Figure record extracts
============
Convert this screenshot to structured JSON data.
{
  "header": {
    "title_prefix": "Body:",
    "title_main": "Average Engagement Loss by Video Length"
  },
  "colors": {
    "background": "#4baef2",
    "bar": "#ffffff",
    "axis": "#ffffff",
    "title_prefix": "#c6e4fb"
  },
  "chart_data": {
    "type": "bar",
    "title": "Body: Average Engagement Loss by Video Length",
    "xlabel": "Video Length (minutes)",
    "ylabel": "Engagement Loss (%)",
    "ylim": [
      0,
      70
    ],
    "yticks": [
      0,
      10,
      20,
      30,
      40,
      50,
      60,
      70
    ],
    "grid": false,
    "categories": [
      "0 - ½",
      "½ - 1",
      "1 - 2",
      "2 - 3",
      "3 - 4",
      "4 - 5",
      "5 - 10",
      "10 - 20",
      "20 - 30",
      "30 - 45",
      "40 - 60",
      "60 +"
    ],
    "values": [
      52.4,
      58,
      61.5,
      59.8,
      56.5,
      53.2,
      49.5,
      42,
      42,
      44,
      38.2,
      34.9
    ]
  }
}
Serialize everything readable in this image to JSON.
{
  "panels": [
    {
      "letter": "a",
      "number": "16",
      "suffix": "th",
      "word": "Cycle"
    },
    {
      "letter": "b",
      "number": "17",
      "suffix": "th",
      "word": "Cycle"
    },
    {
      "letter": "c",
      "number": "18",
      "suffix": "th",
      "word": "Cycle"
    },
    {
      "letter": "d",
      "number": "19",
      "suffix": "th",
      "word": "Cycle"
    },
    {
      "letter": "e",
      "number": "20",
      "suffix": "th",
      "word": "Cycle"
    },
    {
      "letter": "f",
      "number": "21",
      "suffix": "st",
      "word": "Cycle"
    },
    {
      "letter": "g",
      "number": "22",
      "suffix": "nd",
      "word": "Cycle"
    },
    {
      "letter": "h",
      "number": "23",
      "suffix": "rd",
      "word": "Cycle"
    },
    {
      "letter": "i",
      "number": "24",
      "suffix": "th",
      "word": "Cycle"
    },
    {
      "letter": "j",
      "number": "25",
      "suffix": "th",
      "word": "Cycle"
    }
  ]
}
============
• JOB
Retype the listing above in full, with no alterations.

• PROBLEM SOLUTION
Convert this screenshot to structured JSON data.
{
  "header": {
    "title_prefix": "Body:",
    "title_main": "Average Engagement Loss by Video Length"
  },
  "colors": {
    "background": "#4baef2",
    "bar": "#ffffff",
    "axis": "#ffffff",
    "title_prefix": "#c6e4fb"
  },
  "chart_data": {
    "type": "bar",
    "title": "Body: Average Engagement Loss by Video Length",
    "xlabel": "Video Length (minutes)",
    "ylabel": "Engagement Loss (%)",
    "ylim": [
      0,
      70
    ],
    "yticks": [
      0,
      10,
      20,
      30,
      40,
      50,
      60,
      70
    ],
    "grid": false,
    "categories": [
      "0 - ½",
      "½ - 1",
      "1 - 2",
      "2 - 3",
      "3 - 4",
      "4 - 5",
      "5 - 10",
      "10 - 20",
      "20 - 30",
      "30 - 45",
      "40 - 60",
      "60 +"
    ],
    "values": [
      52.4,
      58,
      61.5,
      59.8,
      56.5,
      53.2,
      49.5,
      42,
      42,
      44,
      38.2,
      34.9
    ]
  }
}
Serialize everything readable in this image to JSON.
{
  "panels": [
    {
      "letter": "a",
      "number": "16",
      "suffix": "th",
      "word": "Cycle"
    },
    {
      "letter": "b",
      "number": "17",
      "suffix": "th",
      "word": "Cycle"
    },
    {
      "letter": "c",
      "number": "18",
      "suffix": "th",
      "word": "Cycle"
    },
    {
      "letter": "d",
      "number": "19",
      "suffix": "th",
      "word": "Cycle"
    },
    {
      "letter": "e",
      "number": "20",
      "suffix": "th",
      "word": "Cycle"
    },
    {
      "letter": "f",
      "number": "21",
      "suffix": "st",
      "word": "Cycle"
    },
    {
      "letter": "g",
      "number": "22",
      "suffix": "nd",
      "word": "Cycle"
    },
    {
      "letter": "h",
      "number": "23",
      "suffix": "rd",
      "word": "Cycle"
    },
    {
      "letter": "i",
      "number": "24",
      "suffix": "th",
      "word": "Cycle"
    },
    {
      "letter": "j",
      "number": "25",
      "suffix": "th",
      "word": "Cycle"
    }
  ]
}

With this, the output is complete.